[Annotated element listings]
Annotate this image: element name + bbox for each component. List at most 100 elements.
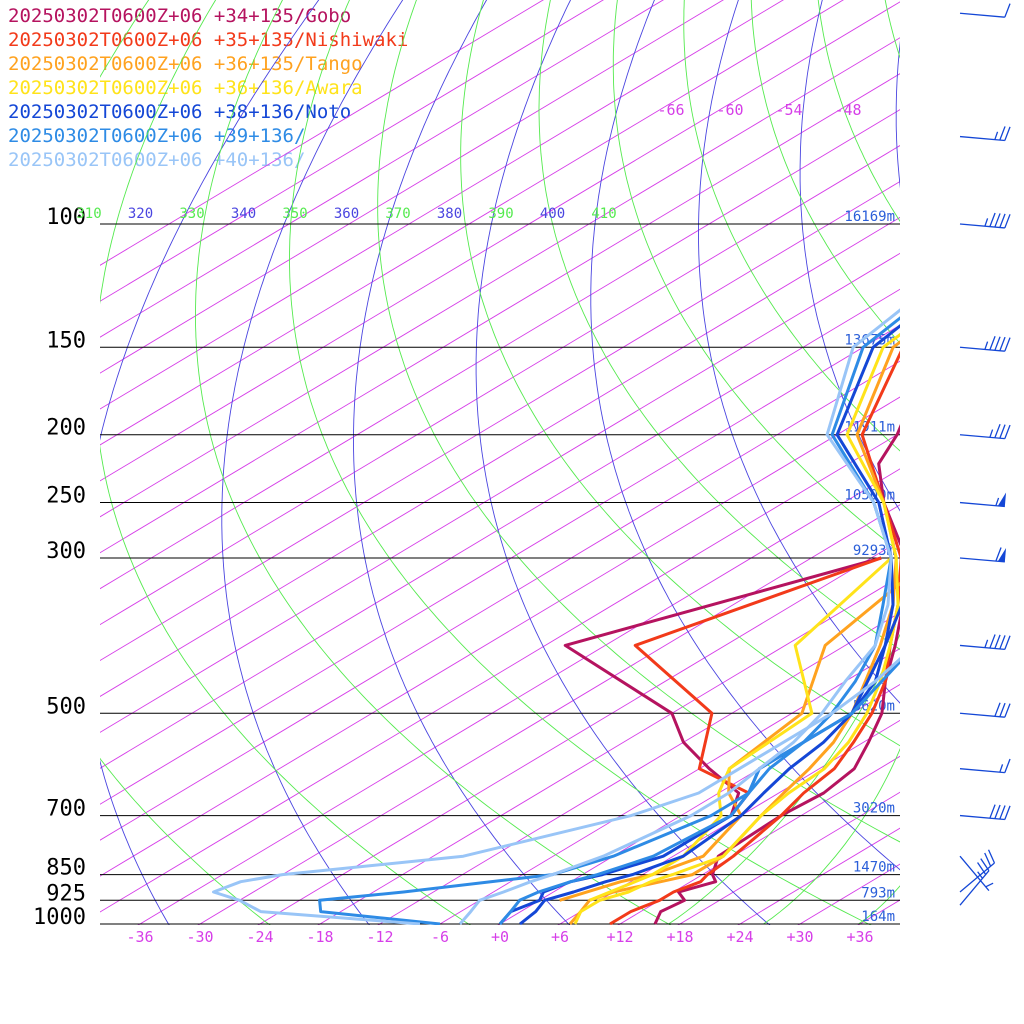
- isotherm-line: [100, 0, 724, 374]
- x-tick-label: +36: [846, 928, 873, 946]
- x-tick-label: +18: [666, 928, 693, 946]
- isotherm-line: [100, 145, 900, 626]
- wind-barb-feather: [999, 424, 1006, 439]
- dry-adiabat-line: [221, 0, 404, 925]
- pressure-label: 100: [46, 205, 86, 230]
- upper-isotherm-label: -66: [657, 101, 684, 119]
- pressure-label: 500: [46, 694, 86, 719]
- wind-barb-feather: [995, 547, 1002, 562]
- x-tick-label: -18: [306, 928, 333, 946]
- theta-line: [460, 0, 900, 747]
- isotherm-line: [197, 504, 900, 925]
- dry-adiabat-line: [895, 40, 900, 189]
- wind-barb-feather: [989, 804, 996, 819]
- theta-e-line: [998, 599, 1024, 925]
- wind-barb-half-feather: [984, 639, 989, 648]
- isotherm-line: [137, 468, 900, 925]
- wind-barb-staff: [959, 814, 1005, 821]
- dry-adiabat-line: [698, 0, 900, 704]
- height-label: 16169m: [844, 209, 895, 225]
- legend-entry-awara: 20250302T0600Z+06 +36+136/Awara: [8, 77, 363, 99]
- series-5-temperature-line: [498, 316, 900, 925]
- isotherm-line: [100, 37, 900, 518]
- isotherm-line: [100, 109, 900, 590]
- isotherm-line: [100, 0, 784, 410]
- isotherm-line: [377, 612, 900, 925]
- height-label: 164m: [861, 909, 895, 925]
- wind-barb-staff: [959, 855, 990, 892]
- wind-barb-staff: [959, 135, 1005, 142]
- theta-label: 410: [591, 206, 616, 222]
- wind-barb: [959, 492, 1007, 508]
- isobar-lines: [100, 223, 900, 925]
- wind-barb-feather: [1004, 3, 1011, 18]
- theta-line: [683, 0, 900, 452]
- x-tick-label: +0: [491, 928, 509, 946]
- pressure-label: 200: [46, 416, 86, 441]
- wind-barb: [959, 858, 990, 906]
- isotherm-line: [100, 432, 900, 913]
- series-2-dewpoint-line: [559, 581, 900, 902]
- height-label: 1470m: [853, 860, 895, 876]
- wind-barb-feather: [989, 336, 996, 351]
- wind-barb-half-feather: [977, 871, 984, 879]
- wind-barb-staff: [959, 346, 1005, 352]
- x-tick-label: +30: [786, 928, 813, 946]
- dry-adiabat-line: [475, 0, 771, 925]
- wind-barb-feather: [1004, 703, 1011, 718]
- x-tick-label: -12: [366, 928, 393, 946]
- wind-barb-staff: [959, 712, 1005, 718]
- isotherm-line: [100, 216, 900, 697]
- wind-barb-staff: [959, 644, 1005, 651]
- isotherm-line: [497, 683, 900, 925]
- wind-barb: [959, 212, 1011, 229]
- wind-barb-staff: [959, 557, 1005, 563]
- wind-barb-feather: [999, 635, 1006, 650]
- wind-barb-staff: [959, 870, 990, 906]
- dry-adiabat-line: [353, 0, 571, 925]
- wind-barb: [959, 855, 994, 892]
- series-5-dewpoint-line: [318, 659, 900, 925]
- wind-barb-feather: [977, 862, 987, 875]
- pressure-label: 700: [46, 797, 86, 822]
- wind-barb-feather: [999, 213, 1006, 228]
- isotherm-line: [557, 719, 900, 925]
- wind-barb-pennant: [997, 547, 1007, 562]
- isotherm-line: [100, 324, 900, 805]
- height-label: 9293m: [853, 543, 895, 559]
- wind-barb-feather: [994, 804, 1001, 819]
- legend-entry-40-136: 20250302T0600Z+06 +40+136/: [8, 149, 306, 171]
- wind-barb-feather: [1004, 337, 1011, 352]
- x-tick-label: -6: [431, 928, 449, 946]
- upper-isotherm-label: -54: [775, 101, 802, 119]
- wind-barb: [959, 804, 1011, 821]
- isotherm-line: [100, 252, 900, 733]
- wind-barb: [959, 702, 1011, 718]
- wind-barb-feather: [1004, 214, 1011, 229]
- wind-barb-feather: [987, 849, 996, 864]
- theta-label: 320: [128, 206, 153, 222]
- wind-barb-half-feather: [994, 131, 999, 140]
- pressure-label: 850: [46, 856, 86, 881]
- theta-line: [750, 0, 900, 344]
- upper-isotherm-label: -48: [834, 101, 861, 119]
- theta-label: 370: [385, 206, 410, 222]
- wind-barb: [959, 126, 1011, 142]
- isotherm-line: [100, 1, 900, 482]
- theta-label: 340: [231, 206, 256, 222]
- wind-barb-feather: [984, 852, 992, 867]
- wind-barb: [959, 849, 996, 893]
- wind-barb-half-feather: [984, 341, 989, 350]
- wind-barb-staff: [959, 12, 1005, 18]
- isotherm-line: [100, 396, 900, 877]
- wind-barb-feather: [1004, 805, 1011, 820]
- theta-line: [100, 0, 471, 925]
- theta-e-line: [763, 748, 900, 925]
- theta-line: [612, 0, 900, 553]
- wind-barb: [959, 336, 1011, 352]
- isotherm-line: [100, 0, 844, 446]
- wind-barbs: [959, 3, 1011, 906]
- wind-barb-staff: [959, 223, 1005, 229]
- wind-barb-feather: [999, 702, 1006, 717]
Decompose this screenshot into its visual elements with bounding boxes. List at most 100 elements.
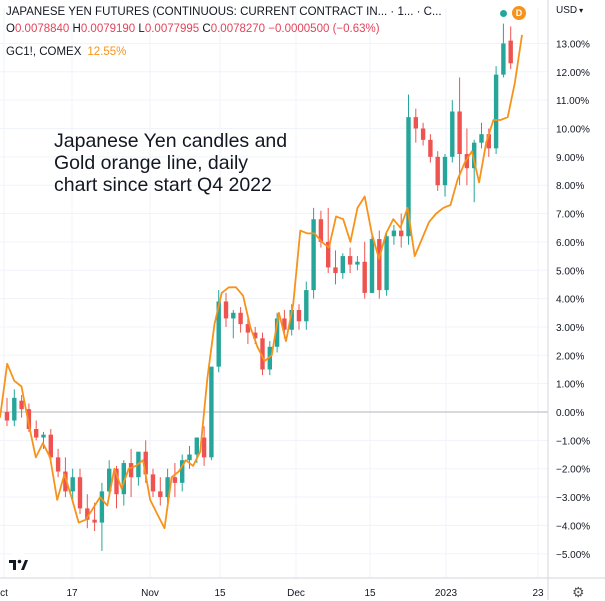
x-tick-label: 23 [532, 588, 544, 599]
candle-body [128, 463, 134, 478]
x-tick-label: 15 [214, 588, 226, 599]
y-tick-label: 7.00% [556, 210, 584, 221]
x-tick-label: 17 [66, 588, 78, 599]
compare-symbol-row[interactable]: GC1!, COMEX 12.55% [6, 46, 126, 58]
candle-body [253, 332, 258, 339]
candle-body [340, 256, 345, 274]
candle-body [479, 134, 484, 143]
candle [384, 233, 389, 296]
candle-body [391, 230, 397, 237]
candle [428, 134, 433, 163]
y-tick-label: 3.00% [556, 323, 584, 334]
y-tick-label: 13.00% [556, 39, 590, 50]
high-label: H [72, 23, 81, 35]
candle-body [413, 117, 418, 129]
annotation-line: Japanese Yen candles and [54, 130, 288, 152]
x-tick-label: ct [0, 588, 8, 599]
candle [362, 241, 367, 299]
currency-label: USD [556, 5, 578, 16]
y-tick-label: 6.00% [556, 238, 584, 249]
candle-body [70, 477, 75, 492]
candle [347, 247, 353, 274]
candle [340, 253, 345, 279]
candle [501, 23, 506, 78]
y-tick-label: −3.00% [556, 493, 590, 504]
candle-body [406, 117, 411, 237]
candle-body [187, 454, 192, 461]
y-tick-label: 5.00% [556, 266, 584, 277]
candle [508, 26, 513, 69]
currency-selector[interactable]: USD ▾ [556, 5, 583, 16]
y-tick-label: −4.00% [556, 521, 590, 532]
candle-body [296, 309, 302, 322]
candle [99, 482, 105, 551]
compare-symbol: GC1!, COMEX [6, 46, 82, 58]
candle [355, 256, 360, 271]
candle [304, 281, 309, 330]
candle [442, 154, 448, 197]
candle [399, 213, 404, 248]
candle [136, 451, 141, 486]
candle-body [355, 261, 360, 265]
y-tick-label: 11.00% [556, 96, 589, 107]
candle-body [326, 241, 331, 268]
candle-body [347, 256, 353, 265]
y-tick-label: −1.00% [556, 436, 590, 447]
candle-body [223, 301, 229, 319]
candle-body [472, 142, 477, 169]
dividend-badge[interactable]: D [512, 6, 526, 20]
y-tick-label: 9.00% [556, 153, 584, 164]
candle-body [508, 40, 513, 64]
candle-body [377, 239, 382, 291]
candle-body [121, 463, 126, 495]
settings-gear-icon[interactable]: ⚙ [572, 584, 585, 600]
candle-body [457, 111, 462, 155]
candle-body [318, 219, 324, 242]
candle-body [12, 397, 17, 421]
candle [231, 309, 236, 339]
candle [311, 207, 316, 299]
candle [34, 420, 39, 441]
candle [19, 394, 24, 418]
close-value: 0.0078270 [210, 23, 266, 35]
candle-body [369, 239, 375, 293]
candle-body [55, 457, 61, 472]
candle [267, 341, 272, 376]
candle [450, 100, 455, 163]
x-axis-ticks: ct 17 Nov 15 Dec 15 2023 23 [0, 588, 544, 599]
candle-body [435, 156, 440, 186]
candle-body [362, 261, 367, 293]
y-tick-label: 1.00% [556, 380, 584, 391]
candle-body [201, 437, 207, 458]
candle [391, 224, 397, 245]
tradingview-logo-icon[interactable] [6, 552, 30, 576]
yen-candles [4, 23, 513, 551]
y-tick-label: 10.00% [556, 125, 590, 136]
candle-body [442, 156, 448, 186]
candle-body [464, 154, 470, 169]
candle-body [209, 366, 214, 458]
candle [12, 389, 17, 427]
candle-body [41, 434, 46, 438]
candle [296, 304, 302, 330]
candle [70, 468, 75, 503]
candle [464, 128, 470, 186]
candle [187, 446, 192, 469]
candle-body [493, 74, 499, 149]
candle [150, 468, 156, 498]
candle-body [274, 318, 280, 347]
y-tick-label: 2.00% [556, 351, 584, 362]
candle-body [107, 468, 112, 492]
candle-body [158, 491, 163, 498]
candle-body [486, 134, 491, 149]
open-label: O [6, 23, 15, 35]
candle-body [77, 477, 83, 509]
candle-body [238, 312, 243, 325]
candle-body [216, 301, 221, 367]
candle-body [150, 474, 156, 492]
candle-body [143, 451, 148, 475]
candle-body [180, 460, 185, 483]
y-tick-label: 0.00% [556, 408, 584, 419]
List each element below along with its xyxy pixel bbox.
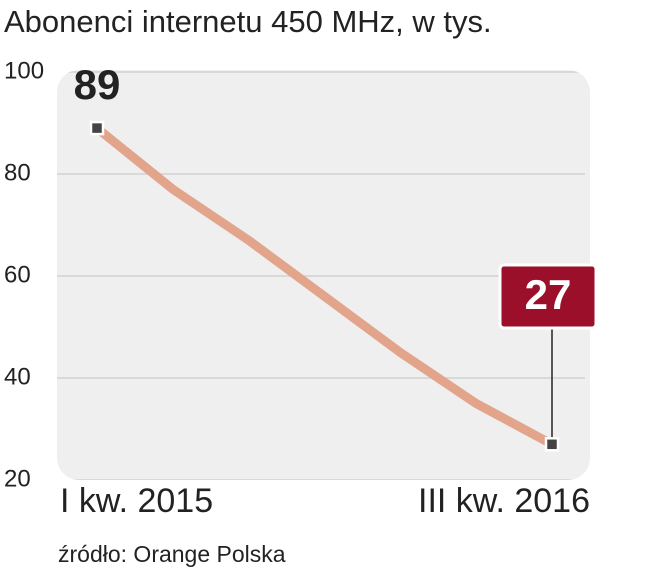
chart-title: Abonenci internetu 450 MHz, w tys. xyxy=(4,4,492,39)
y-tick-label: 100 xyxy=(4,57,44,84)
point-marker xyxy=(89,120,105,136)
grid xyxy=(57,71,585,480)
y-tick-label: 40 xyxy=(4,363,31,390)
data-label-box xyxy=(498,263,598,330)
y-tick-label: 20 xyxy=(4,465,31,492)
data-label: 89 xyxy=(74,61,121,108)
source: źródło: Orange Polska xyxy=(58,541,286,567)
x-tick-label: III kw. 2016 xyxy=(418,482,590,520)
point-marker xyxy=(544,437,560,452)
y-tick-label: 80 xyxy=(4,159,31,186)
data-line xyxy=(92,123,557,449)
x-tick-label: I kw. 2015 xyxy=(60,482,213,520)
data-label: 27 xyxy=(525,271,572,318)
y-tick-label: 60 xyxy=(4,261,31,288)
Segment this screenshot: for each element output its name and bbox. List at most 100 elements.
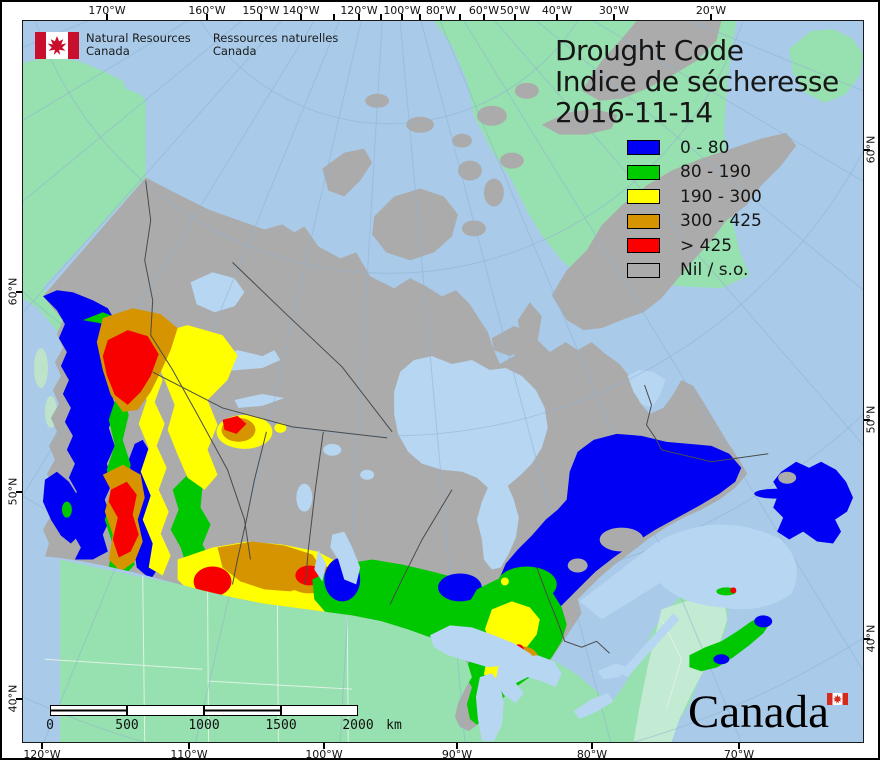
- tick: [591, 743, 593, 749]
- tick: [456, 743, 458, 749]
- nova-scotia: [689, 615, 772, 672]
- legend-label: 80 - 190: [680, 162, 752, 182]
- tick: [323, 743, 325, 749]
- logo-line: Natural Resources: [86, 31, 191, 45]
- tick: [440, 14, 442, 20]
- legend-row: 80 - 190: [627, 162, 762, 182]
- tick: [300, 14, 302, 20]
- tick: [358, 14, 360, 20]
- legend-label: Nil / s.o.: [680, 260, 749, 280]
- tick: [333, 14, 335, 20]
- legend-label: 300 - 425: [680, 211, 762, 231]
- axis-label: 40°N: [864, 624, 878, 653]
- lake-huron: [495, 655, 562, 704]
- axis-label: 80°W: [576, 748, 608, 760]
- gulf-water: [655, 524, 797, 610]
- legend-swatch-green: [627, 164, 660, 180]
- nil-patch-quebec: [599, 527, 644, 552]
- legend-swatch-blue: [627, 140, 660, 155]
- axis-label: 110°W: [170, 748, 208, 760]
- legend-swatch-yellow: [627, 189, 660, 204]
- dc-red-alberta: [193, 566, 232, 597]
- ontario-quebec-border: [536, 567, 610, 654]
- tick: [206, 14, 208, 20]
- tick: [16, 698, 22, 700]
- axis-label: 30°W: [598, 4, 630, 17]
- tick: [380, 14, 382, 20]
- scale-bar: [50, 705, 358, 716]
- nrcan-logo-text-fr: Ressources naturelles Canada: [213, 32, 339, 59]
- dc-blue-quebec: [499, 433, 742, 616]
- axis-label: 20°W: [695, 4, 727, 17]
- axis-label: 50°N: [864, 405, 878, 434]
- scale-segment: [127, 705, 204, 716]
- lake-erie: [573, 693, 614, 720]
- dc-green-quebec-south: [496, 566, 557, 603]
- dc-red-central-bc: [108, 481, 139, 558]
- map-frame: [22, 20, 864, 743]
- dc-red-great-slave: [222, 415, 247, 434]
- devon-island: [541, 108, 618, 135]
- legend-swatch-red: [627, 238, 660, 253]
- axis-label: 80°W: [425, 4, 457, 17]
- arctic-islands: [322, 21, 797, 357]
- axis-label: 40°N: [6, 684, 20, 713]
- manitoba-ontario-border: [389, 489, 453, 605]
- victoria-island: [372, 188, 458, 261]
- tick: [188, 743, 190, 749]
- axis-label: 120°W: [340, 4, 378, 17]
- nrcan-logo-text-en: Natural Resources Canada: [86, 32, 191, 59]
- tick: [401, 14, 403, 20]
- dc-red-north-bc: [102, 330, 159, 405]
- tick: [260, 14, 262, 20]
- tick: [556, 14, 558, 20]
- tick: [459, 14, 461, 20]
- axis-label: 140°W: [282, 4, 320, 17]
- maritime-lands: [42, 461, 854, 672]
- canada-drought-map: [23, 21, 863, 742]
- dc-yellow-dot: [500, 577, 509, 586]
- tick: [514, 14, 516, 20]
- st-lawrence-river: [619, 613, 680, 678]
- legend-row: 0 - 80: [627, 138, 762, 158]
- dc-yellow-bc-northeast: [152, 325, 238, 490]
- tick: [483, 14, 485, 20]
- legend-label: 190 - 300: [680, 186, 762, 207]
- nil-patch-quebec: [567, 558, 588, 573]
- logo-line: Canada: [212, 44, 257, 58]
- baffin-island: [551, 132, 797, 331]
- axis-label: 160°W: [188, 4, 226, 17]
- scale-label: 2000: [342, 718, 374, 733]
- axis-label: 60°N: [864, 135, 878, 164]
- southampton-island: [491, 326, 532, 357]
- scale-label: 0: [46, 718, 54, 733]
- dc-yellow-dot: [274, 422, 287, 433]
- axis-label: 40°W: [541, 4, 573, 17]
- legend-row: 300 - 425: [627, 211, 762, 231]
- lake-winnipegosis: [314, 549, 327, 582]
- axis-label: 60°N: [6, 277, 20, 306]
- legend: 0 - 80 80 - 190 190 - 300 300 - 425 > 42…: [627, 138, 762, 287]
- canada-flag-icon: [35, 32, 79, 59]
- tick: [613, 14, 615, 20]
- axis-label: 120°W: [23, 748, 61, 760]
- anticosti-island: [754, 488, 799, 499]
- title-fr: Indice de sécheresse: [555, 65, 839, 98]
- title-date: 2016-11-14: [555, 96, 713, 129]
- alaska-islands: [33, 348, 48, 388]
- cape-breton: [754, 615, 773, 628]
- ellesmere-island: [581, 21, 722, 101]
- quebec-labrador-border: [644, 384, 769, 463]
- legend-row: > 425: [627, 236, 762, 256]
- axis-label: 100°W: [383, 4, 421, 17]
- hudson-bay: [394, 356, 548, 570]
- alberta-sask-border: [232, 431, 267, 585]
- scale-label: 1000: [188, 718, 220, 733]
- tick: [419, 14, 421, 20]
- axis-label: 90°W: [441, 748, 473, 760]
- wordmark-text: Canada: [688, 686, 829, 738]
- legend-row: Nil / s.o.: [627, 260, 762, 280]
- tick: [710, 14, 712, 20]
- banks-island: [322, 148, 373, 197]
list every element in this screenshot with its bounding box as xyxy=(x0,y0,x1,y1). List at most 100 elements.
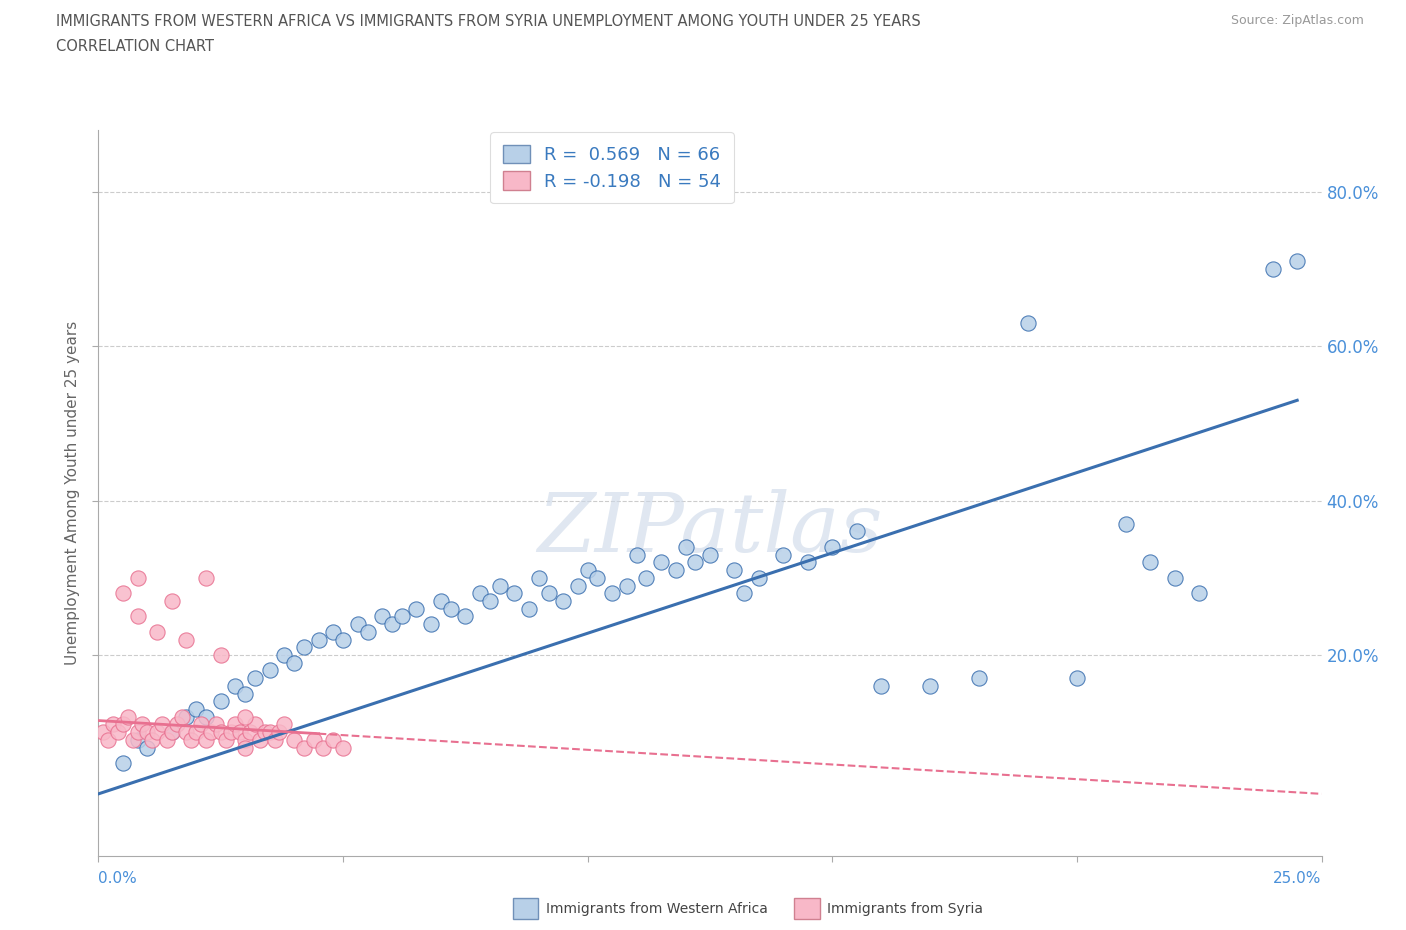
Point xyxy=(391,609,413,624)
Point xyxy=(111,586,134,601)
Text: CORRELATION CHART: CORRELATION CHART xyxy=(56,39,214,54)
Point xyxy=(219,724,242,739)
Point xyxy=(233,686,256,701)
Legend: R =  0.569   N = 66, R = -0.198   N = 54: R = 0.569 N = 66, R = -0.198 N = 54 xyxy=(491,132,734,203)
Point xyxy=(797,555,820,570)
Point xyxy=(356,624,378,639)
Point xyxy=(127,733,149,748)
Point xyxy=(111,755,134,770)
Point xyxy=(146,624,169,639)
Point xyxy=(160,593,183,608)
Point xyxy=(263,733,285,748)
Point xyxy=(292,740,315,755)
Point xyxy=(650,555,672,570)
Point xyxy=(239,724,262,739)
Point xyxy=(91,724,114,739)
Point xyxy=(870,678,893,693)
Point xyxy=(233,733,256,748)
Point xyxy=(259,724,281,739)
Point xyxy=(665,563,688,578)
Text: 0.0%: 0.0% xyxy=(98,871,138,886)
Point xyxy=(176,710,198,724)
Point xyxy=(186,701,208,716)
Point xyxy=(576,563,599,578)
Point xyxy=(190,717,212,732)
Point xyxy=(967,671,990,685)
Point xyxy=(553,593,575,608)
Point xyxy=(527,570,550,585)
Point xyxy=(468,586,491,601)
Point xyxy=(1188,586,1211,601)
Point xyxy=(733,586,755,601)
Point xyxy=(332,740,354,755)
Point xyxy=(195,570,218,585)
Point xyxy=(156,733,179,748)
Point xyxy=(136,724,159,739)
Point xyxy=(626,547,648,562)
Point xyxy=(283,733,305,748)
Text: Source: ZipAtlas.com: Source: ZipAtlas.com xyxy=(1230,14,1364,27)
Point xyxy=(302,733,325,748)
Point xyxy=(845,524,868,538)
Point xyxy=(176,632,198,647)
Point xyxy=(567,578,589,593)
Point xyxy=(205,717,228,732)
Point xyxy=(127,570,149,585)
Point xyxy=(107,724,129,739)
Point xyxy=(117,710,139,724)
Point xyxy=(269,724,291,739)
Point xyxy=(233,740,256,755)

§ **TASK DIRECTIONS**: Report each line in the rows above that contains the string "quebec", treating uppercase and lowercase as different.

§ **EXPECTED ANSWER**:
- nil-patch-quebec: [599, 527, 644, 552]
- ontario-quebec-border: [536, 567, 610, 654]
- dc-blue-quebec: [499, 433, 742, 616]
- dc-green-quebec-south: [496, 566, 557, 603]
- nil-patch-quebec: [567, 558, 588, 573]
- quebec-labrador-border: [644, 384, 769, 463]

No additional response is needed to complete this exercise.